### TASK TO CARRY OUT
Write out all of the entries exactly as given.

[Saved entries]
--

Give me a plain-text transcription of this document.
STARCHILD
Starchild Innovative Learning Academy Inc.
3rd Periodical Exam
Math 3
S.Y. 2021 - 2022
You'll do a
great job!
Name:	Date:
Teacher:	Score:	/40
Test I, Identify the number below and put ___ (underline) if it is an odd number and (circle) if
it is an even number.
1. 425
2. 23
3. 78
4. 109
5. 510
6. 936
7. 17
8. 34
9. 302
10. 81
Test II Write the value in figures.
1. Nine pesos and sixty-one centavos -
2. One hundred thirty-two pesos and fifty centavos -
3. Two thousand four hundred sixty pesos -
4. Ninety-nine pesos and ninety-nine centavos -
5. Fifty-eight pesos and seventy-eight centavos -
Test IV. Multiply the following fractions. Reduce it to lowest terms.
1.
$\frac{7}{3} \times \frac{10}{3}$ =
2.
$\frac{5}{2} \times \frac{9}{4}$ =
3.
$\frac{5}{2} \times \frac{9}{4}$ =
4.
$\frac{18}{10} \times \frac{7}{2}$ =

--

### RESPONSE TO THIS EXERCISE
Give me a plain-text transcription of this document.
STARCHILD
Starchild Innovative Learning Academy Inc.
3rd Periodical Exam
Math 3
S.Y. 2021 - 2022
You'll do a
great job!
Name:	Date:
Teacher:	Score:	/40
Test I, Identify the number below and put ___ (underline) if it is an odd number and (circle) if
it is an even number.
1. 425
2. 23
3. 78
4. 109
5. 510
6. 936
7. 17
8. 34
9. 302
10. 81
Test II Write the value in figures.
1. Nine pesos and sixty-one centavos -
2. One hundred thirty-two pesos and fifty centavos -
3. Two thousand four hundred sixty pesos -
4. Ninety-nine pesos and ninety-nine centavos -
5. Fifty-eight pesos and seventy-eight centavos -
Test IV. Multiply the following fractions. Reduce it to lowest terms.
1.
$\frac{7}{3} \times \frac{10}{3}$ =
2.
$\frac{5}{2} \times \frac{9}{4}$ =
3.
$\frac{5}{2} \times \frac{9}{4}$ =
4.
$\frac{18}{10} \times \frac{7}{2}$ =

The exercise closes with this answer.